* OBJECTIVE
Pick out every line with the word "NRBC" and copy it.

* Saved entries
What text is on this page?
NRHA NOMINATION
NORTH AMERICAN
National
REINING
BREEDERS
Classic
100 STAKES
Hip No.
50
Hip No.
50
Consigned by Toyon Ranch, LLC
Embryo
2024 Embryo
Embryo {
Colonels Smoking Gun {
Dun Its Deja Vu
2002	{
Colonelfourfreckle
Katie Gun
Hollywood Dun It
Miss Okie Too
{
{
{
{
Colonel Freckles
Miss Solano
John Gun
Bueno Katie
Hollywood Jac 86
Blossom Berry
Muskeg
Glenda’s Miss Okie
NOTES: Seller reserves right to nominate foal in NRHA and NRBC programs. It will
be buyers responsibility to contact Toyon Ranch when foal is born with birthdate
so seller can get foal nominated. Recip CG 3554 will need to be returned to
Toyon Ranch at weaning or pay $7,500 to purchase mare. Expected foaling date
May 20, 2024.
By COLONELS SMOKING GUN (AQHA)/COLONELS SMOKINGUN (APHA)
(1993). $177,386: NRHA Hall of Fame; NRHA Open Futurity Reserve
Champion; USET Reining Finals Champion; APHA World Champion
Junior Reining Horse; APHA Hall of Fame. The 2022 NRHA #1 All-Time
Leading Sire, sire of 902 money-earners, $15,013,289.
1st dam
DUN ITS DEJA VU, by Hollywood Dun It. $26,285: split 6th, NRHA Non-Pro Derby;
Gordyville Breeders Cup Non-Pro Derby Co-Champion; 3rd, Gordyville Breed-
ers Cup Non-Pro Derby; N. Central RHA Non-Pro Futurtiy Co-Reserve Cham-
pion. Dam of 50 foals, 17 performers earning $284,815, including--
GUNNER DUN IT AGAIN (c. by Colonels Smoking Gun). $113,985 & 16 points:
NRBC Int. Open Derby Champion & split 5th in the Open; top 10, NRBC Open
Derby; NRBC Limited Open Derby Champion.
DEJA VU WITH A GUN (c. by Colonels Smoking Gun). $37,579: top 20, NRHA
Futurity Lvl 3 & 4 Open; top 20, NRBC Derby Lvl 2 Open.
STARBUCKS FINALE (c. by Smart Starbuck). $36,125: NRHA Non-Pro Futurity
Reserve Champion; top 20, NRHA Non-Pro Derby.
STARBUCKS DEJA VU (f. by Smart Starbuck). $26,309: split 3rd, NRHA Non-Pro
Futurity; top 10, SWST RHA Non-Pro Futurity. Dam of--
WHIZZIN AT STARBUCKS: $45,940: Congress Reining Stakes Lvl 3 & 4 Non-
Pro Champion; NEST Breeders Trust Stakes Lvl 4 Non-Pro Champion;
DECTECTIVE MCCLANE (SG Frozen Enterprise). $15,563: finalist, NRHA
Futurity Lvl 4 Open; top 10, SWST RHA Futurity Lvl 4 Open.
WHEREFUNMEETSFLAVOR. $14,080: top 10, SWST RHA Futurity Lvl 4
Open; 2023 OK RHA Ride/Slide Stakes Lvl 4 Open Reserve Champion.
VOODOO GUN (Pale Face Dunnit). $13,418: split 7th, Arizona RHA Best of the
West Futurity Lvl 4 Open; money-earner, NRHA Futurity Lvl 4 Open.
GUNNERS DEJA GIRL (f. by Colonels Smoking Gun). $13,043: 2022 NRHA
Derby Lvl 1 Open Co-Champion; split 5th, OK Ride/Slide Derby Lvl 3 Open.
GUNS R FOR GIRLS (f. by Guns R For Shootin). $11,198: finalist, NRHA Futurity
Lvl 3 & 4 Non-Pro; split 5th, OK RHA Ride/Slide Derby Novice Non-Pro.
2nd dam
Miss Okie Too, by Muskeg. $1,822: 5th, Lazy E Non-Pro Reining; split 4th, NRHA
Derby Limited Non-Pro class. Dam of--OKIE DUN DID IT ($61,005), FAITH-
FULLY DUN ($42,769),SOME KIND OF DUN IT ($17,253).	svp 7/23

* RESULT
NOTES: Seller reserves right to nominate foal in NRHA and NRBC programs. It will
NRBC Int. Open Derby Champion & split 5th in the Open; top 10, NRBC Open
Derby; NRBC Limited Open Derby Champion.
Futurity Lvl 3 & 4 Open; top 20, NRBC Derby Lvl 2 Open.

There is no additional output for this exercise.